(Data tied to figure images)
::::::

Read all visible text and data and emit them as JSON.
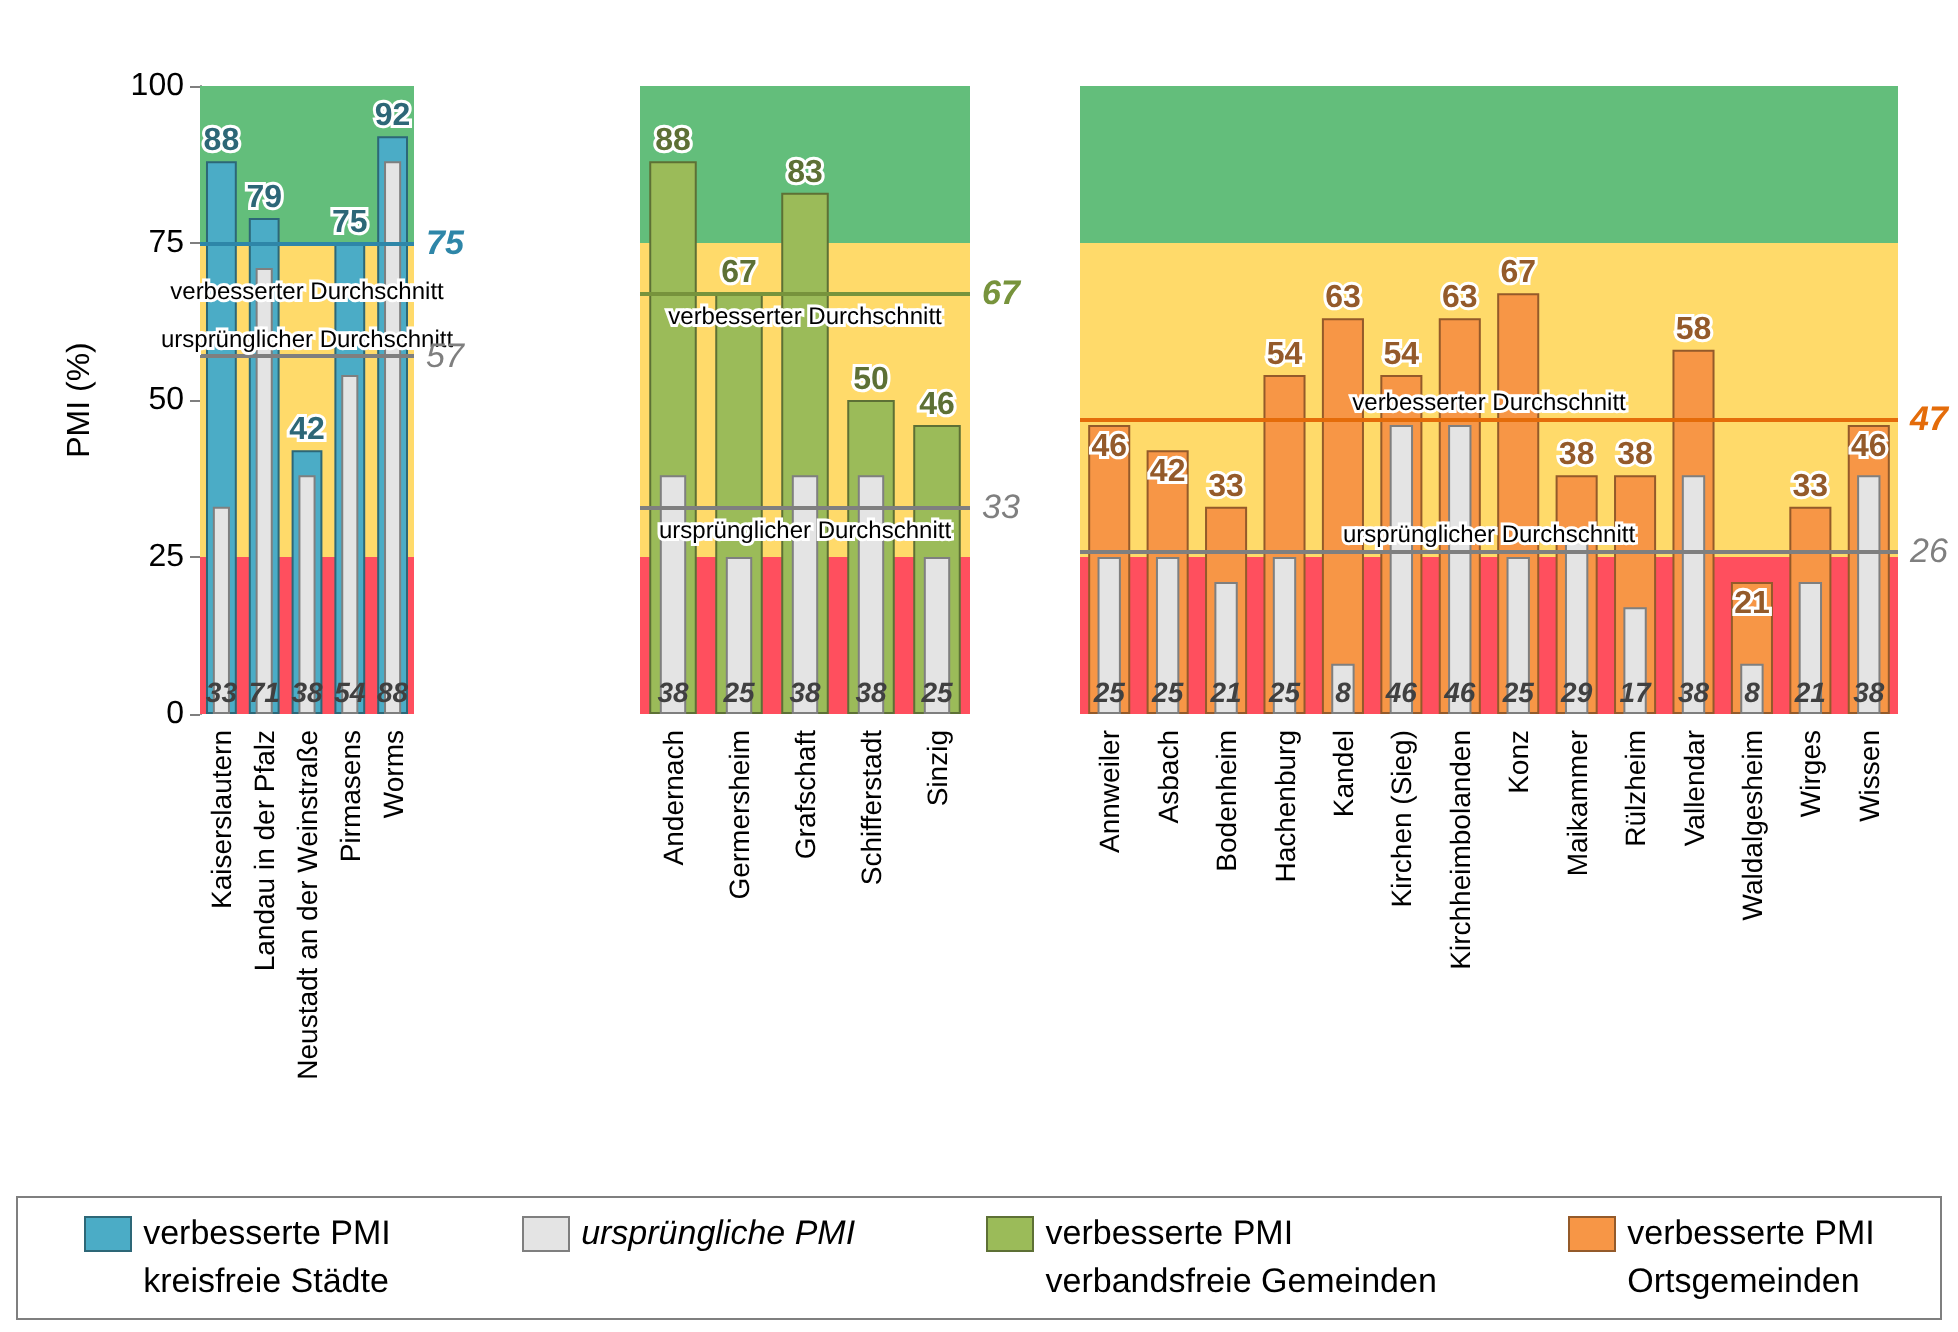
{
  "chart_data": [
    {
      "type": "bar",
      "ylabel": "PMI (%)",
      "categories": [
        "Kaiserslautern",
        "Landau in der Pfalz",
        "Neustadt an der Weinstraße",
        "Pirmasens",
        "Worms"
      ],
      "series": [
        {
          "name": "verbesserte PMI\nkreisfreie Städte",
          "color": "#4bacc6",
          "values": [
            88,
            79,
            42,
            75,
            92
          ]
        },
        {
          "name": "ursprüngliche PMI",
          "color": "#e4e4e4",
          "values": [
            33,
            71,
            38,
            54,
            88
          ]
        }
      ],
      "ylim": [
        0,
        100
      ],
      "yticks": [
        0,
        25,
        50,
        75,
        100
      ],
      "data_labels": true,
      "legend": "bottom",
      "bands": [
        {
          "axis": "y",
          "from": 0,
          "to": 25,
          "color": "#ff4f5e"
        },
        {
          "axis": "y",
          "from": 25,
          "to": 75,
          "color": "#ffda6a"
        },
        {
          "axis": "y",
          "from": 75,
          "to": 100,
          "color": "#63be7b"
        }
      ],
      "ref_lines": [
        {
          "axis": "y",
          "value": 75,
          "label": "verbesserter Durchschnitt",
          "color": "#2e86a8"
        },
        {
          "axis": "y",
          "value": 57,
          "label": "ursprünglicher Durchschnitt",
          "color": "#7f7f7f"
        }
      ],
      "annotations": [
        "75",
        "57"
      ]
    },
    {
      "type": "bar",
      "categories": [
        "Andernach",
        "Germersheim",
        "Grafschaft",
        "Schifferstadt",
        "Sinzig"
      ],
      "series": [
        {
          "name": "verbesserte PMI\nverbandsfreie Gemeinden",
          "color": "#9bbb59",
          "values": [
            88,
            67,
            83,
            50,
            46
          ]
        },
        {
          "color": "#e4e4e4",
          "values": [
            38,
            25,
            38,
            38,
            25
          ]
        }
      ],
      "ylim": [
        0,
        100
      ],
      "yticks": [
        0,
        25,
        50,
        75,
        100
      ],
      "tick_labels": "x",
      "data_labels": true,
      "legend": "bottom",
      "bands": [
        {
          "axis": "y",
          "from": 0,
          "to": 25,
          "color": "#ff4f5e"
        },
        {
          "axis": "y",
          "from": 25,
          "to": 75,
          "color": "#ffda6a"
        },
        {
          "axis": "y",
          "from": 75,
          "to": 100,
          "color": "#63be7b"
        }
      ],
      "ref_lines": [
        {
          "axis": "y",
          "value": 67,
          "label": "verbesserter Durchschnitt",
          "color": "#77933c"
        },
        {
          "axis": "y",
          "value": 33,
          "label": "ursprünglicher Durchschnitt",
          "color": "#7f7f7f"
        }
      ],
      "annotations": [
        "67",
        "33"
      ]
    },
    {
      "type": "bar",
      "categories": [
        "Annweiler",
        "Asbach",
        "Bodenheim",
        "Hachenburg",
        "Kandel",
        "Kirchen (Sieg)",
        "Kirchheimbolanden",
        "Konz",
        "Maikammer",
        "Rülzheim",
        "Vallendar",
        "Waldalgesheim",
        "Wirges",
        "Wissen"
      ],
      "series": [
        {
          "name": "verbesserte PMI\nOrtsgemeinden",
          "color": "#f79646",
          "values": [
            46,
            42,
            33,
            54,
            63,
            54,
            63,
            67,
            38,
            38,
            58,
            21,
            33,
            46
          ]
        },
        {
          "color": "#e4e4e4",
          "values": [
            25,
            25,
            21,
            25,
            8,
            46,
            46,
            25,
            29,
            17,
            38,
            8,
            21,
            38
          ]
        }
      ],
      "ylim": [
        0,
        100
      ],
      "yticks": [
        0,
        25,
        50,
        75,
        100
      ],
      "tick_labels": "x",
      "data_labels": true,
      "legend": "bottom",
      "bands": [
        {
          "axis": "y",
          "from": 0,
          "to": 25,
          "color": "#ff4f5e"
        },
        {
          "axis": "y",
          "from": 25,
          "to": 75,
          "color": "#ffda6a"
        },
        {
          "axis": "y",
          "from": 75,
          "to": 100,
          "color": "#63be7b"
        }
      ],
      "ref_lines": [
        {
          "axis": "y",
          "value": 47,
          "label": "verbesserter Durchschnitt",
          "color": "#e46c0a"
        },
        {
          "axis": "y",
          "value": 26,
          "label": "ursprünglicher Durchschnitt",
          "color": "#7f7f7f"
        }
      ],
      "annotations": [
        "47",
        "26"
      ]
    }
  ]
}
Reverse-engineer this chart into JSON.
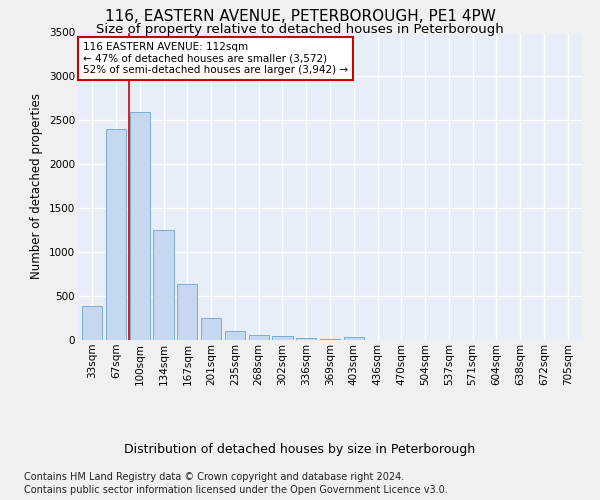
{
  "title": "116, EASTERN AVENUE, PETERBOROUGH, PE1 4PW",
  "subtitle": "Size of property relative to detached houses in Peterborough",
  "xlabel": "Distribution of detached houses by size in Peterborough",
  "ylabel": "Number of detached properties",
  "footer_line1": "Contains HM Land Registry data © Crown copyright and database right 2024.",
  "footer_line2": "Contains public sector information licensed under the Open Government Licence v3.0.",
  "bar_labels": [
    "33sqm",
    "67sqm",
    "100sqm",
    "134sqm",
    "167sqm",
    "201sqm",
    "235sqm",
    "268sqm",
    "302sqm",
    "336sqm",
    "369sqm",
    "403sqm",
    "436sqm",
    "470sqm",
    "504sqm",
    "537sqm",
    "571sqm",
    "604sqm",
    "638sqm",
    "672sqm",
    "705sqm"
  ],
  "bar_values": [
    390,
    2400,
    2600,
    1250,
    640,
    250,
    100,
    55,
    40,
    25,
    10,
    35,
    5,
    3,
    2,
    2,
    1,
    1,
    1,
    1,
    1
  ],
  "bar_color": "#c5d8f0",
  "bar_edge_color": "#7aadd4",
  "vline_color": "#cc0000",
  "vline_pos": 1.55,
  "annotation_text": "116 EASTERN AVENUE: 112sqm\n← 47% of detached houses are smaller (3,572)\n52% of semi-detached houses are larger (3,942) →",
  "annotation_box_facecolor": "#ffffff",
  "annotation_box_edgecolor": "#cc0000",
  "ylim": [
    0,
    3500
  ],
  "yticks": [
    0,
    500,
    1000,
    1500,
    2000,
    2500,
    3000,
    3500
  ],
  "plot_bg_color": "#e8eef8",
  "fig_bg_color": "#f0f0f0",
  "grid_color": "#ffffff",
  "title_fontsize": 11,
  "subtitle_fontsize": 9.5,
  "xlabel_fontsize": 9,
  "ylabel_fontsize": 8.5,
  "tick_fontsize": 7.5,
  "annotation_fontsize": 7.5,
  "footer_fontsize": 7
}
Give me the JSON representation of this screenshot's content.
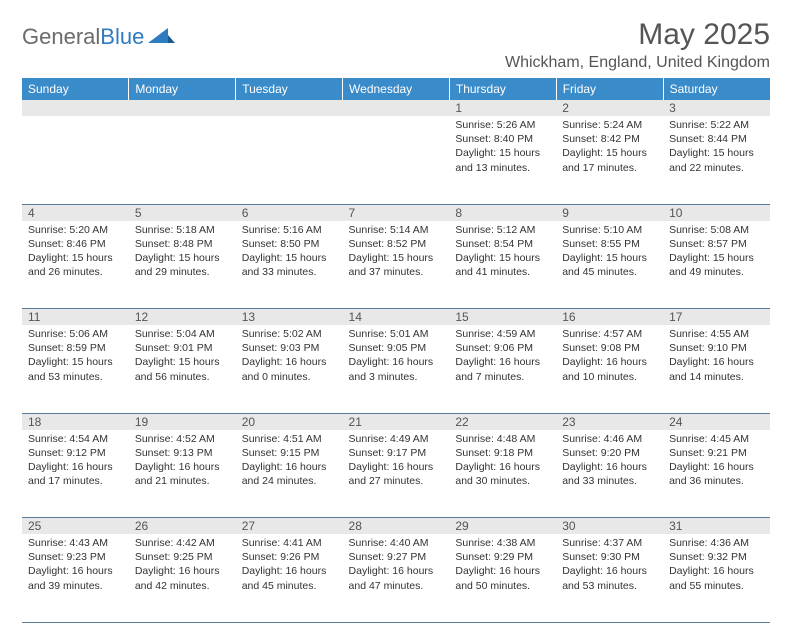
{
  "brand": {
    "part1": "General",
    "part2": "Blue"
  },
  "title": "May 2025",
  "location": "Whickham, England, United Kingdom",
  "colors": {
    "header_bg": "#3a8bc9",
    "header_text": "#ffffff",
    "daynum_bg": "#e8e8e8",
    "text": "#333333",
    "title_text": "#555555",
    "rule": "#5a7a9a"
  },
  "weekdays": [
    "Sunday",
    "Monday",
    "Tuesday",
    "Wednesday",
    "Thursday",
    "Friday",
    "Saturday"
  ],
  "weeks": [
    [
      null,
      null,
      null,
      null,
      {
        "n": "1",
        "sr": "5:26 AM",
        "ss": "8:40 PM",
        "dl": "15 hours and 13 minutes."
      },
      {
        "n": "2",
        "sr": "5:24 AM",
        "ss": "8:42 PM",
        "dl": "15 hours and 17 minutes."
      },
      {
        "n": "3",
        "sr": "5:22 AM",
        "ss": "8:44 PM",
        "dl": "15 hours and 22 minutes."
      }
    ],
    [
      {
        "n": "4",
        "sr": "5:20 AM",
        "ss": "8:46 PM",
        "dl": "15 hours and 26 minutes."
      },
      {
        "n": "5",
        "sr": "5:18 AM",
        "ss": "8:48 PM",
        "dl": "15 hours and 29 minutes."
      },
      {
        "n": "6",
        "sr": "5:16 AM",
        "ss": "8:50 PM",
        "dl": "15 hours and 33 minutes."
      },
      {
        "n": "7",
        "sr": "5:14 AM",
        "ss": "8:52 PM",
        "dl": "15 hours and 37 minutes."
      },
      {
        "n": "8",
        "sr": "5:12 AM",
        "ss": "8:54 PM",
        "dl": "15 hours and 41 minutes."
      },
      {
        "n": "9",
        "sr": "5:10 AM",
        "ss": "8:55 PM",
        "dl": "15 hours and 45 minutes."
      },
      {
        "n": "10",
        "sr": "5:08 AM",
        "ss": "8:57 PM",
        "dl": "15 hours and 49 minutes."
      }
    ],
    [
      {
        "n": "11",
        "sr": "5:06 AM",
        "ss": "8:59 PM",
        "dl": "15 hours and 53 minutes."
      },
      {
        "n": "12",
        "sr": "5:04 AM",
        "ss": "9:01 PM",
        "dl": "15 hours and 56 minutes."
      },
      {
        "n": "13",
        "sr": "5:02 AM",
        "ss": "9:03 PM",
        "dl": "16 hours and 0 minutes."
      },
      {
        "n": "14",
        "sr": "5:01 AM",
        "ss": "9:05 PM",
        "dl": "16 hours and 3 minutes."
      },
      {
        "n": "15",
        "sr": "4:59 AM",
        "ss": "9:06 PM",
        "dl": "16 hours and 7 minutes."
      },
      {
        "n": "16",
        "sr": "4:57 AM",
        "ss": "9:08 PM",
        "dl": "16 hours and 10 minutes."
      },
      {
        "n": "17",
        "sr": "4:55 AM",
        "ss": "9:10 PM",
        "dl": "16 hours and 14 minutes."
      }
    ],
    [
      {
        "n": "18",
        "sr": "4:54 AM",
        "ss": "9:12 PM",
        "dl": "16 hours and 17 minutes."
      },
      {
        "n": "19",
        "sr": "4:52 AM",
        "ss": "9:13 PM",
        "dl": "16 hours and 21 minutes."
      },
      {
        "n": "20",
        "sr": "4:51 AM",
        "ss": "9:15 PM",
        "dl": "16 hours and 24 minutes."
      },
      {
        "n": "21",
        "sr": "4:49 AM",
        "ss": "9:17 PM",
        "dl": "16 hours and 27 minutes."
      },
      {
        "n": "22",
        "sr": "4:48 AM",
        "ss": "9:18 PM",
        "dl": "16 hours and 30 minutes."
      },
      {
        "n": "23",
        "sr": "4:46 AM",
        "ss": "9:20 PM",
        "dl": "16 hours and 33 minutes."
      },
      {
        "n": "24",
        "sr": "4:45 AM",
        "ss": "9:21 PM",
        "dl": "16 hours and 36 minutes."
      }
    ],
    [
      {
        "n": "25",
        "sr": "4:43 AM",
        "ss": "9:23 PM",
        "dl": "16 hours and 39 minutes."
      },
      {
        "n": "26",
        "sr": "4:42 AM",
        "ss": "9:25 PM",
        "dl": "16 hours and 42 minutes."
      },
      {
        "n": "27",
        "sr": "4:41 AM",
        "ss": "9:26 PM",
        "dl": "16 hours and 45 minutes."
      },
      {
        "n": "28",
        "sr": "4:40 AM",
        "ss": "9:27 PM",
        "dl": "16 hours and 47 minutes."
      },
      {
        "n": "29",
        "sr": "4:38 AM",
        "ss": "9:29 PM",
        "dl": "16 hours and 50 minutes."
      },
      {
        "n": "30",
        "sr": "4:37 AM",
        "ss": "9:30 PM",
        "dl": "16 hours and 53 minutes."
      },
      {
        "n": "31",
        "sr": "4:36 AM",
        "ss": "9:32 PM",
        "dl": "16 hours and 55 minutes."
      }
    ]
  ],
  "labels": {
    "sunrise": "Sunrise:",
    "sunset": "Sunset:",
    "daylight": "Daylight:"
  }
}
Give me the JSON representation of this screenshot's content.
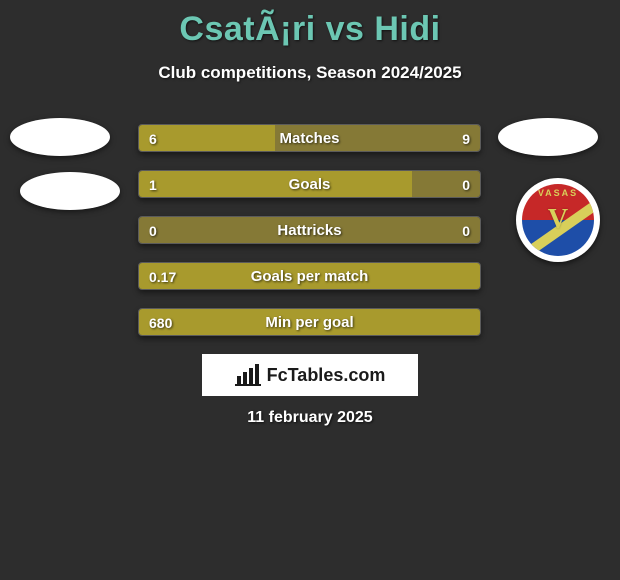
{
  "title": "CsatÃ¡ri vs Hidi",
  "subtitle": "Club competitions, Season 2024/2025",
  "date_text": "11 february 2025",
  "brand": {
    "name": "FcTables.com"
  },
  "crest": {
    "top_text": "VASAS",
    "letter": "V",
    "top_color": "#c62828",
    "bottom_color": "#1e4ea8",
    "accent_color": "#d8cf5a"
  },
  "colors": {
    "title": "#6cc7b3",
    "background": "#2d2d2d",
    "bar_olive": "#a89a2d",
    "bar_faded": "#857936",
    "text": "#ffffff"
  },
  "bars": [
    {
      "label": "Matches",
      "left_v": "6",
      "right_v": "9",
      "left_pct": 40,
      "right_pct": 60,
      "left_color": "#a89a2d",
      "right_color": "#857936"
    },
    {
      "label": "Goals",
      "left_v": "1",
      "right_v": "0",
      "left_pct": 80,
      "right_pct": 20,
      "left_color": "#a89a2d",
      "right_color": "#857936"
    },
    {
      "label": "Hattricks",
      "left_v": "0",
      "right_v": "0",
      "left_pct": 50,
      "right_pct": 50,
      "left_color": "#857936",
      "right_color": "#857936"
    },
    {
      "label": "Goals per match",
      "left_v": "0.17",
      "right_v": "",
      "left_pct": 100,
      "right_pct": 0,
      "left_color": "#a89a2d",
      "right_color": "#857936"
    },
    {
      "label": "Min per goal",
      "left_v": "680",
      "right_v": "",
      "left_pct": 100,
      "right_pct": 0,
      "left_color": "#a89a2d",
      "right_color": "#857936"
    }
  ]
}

::::::

Return every line above in which the string "Contains" occurs.

  "footer_line1": "Contains HM Land Registry data © Crown copyright and database right 2024.",
  "footer_line2": "Contains public sector information licensed under the Open Government Licence v3.0.",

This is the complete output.